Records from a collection
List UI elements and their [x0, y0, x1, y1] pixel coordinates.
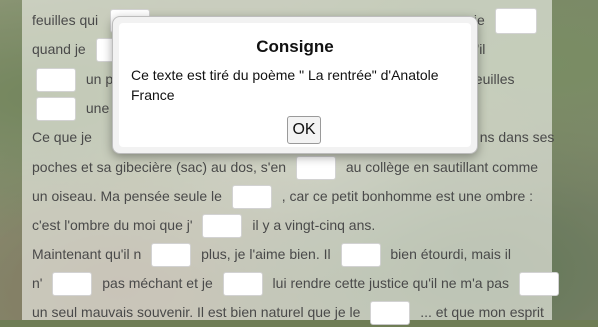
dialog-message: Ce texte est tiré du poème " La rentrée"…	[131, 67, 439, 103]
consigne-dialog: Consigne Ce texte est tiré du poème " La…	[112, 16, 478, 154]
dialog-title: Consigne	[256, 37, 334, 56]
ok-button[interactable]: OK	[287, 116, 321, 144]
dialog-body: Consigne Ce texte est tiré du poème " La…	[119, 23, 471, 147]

* * *

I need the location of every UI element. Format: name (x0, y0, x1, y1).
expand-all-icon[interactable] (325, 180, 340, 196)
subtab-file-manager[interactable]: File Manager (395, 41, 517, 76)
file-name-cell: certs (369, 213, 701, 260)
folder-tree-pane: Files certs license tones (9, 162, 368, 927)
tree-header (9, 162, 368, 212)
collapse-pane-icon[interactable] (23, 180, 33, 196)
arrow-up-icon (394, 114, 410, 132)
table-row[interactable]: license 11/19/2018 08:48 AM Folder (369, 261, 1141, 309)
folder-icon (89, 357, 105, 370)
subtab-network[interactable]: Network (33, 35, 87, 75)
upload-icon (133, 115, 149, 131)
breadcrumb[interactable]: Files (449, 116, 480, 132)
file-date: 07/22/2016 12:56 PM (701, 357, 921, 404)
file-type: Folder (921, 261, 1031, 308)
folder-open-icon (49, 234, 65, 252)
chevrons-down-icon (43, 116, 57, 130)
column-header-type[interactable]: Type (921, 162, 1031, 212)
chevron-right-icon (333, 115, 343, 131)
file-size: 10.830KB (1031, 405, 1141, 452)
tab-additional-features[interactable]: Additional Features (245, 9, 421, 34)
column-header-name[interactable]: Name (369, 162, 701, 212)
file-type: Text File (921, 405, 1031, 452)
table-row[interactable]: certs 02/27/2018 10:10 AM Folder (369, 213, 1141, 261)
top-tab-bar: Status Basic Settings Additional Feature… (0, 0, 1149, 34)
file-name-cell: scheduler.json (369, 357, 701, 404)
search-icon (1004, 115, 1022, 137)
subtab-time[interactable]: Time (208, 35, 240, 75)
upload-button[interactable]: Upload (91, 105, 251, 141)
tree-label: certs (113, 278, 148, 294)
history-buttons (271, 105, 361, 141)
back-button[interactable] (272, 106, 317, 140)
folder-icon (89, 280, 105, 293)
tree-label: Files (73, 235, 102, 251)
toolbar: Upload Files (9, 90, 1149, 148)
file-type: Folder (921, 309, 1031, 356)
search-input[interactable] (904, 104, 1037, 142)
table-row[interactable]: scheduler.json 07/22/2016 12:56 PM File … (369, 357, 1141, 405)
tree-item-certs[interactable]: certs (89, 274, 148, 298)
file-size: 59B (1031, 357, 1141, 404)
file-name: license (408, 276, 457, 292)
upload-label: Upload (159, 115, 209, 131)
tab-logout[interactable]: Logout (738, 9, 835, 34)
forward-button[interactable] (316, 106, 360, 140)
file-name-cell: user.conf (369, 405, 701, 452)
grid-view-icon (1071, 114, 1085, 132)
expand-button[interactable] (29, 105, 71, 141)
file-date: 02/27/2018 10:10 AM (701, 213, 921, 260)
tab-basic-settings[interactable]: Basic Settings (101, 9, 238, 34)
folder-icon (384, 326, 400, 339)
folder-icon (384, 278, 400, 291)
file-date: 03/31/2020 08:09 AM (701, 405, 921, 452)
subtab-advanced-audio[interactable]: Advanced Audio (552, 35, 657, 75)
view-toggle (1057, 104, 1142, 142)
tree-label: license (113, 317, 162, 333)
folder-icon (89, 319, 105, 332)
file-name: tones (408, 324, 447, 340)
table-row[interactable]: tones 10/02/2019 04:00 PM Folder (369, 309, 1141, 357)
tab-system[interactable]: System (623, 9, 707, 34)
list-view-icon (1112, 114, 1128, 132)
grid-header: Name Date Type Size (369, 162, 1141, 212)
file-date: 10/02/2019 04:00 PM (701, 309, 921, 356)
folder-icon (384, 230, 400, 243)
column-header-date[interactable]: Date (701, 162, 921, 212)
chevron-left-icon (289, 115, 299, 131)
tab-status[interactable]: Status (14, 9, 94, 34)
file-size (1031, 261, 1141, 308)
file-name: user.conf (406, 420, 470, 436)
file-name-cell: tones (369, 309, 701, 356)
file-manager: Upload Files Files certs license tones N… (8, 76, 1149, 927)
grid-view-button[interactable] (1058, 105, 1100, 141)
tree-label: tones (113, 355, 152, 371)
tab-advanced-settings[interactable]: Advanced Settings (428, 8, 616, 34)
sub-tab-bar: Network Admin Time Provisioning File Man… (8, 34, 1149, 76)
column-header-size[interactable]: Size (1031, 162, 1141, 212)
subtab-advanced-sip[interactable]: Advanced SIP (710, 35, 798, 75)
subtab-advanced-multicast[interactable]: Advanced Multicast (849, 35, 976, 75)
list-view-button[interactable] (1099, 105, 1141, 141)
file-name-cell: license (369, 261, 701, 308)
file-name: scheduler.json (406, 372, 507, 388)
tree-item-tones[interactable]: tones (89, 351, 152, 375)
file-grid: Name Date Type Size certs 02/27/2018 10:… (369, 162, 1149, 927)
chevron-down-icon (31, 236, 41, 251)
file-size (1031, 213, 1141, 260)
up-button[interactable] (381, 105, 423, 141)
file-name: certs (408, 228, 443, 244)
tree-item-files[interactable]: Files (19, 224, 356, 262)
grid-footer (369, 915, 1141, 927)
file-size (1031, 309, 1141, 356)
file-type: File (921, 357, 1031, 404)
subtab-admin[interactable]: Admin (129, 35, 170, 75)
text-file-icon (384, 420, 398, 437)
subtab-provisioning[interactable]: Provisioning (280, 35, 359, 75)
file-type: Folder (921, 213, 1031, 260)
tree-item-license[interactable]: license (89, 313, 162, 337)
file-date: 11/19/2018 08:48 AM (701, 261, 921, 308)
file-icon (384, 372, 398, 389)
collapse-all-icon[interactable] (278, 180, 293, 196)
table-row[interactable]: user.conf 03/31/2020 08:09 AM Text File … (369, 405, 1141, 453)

→ **PROBLEM TO SOLVE**
Reproduce the lines of the listing from the line containing "I need the location" up to and including the line containing "table-row[interactable]: license 11/19/2018".

→ **COMPLETE OUTPUT**
I need the location of every UI element. Format: name (x0, y0, x1, y1).
expand-all-icon[interactable] (325, 180, 340, 196)
subtab-file-manager[interactable]: File Manager (395, 41, 517, 76)
file-name-cell: certs (369, 213, 701, 260)
folder-tree-pane: Files certs license tones (9, 162, 368, 927)
tree-header (9, 162, 368, 212)
collapse-pane-icon[interactable] (23, 180, 33, 196)
arrow-up-icon (394, 114, 410, 132)
table-row[interactable]: license 11/19/2018 08:48 AM Folder (369, 261, 1141, 309)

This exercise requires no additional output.